[Direction] From the listing, collect all lines containing the word "TradingView".
═════ Provided information ═════
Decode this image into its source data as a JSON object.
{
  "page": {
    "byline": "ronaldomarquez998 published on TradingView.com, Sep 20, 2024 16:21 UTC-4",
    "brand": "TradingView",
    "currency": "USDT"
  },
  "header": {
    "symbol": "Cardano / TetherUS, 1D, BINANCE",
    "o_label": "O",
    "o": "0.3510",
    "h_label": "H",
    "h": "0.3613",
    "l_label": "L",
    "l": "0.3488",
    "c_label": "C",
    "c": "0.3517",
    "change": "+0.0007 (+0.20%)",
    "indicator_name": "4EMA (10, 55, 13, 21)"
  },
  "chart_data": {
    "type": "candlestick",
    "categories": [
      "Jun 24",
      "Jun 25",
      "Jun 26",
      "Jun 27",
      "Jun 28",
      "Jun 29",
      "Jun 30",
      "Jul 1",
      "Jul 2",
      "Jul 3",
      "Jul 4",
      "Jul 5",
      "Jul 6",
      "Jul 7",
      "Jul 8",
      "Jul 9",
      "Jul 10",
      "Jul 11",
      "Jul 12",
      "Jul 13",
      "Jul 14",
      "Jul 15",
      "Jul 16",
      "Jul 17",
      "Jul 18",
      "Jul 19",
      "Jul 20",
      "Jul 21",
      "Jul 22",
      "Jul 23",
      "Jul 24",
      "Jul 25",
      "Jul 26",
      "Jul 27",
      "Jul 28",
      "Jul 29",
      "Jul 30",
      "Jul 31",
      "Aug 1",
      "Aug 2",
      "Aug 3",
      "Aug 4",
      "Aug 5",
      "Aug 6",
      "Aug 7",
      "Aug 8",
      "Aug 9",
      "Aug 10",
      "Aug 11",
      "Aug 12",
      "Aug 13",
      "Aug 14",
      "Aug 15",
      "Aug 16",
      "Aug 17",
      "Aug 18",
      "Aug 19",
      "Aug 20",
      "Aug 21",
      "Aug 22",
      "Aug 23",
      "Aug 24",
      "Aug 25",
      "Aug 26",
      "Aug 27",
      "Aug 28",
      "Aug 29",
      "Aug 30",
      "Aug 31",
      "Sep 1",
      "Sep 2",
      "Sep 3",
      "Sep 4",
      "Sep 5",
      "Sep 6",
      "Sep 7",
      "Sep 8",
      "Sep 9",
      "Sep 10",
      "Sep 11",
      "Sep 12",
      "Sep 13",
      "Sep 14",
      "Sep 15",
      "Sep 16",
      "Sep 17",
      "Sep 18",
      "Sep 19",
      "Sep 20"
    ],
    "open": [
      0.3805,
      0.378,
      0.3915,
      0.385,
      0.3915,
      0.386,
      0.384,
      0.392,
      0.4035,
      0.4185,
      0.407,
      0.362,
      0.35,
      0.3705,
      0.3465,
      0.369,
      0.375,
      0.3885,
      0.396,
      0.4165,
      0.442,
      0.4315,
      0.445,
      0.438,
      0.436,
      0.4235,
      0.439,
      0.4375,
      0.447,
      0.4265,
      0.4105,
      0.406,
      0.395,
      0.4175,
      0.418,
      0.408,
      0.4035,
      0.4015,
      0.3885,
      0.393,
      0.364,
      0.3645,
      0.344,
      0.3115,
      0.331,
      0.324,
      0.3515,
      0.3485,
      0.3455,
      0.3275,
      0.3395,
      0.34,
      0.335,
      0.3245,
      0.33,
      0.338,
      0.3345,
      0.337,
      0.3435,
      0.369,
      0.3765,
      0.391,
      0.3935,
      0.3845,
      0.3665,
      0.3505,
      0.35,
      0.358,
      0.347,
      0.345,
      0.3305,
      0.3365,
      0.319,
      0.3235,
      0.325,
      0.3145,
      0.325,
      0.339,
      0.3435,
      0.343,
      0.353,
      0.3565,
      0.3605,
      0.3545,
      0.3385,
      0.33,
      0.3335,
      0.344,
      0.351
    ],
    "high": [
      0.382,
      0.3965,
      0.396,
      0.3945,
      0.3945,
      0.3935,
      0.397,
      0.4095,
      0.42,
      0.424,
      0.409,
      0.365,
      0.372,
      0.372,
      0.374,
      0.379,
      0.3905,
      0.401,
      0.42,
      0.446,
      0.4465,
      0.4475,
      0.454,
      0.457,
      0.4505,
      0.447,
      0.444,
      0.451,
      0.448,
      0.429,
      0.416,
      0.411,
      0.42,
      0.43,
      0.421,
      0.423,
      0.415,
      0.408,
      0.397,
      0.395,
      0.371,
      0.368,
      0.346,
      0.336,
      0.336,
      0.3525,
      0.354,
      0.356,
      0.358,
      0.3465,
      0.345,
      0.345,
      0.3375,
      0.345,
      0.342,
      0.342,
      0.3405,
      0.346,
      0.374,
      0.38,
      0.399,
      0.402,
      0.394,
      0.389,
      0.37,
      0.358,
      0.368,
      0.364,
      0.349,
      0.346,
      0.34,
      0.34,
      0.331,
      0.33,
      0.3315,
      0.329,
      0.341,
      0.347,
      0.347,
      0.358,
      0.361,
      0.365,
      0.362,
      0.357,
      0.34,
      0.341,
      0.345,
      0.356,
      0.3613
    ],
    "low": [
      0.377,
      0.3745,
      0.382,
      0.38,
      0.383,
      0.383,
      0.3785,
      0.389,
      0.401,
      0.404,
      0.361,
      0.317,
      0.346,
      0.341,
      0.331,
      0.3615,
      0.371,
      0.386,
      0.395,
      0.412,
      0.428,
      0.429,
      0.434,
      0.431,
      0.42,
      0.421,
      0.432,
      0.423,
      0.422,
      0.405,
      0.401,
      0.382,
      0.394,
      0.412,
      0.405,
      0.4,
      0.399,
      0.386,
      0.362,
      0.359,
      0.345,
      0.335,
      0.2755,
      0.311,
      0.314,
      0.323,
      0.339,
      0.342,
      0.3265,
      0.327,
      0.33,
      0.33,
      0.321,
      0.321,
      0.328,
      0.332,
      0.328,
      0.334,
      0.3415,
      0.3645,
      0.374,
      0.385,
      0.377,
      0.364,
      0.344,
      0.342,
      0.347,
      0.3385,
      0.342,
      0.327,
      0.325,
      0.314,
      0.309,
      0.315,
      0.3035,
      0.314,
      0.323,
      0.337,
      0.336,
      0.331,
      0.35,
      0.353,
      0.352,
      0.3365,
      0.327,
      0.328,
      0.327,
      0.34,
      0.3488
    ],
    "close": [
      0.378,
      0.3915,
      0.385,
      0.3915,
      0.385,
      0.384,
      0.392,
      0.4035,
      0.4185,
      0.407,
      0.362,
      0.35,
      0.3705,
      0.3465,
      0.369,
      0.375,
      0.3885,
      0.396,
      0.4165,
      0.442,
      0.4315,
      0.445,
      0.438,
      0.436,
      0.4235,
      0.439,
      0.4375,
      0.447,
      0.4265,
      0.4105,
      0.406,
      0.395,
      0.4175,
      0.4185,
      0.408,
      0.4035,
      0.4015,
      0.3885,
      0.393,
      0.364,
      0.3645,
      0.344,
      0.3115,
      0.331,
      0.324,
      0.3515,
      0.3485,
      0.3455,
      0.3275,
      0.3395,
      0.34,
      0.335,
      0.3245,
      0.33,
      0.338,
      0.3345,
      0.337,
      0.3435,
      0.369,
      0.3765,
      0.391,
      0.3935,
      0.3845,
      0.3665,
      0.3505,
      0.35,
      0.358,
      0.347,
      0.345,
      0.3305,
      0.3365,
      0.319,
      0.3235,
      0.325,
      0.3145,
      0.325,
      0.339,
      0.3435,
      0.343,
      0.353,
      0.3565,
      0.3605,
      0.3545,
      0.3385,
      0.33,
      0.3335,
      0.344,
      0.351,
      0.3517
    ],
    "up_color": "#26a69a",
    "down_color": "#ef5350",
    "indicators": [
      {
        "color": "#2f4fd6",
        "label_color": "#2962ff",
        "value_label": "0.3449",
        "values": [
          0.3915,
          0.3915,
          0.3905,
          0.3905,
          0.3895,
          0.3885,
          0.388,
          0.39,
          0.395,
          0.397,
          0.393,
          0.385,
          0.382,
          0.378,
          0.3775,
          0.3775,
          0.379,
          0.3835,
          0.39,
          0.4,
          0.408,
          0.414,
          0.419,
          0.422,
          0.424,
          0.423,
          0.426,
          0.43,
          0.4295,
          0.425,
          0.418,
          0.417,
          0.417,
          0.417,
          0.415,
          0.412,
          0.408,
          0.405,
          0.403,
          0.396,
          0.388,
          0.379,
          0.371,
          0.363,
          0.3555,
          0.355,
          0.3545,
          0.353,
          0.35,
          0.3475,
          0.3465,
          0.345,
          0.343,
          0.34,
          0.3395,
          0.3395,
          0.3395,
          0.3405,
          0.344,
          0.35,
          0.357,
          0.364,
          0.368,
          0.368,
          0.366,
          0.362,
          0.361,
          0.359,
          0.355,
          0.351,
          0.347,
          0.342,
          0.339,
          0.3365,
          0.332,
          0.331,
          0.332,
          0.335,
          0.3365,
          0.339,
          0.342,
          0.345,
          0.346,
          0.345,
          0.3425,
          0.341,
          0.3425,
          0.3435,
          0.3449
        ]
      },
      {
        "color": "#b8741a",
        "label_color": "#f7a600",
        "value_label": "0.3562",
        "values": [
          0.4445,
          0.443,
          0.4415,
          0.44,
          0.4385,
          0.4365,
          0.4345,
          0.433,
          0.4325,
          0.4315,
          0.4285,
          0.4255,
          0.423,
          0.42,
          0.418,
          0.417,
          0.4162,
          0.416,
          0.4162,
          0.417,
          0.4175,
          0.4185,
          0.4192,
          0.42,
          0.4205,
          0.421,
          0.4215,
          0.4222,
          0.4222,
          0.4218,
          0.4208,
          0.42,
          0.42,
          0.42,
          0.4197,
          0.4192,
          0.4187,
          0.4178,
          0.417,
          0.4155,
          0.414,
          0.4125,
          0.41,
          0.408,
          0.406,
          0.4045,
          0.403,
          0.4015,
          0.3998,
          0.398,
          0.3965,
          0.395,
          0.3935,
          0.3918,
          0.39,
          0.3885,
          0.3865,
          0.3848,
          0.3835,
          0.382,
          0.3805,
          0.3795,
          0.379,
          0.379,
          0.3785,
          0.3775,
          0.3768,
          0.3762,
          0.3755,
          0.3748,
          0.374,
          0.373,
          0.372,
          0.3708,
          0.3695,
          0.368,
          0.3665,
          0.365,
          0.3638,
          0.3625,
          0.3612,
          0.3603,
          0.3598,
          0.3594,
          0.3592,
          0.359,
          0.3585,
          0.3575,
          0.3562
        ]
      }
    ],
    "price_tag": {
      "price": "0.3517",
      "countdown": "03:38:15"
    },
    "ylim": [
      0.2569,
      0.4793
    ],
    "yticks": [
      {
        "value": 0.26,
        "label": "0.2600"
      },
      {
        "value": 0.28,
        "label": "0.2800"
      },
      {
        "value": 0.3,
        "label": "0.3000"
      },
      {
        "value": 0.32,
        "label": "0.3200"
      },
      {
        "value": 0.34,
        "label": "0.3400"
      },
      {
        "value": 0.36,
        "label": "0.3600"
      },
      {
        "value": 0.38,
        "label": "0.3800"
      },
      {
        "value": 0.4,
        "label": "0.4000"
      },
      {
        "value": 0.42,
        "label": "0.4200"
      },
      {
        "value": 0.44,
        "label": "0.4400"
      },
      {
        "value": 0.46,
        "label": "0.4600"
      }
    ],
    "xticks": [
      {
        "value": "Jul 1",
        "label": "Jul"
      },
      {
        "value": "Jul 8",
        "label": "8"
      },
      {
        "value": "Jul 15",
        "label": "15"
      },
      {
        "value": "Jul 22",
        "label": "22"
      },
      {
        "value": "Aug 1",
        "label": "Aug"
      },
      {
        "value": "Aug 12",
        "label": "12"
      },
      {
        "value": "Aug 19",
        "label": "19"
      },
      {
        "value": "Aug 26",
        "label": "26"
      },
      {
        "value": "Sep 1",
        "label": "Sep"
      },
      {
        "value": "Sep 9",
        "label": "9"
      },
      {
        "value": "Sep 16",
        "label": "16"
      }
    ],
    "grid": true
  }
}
═════
[Full solution]
    "byline": "ronaldomarquez998 published on TradingView.com, Sep 20, 2024 16:21 UTC-4",
    "brand": "TradingView",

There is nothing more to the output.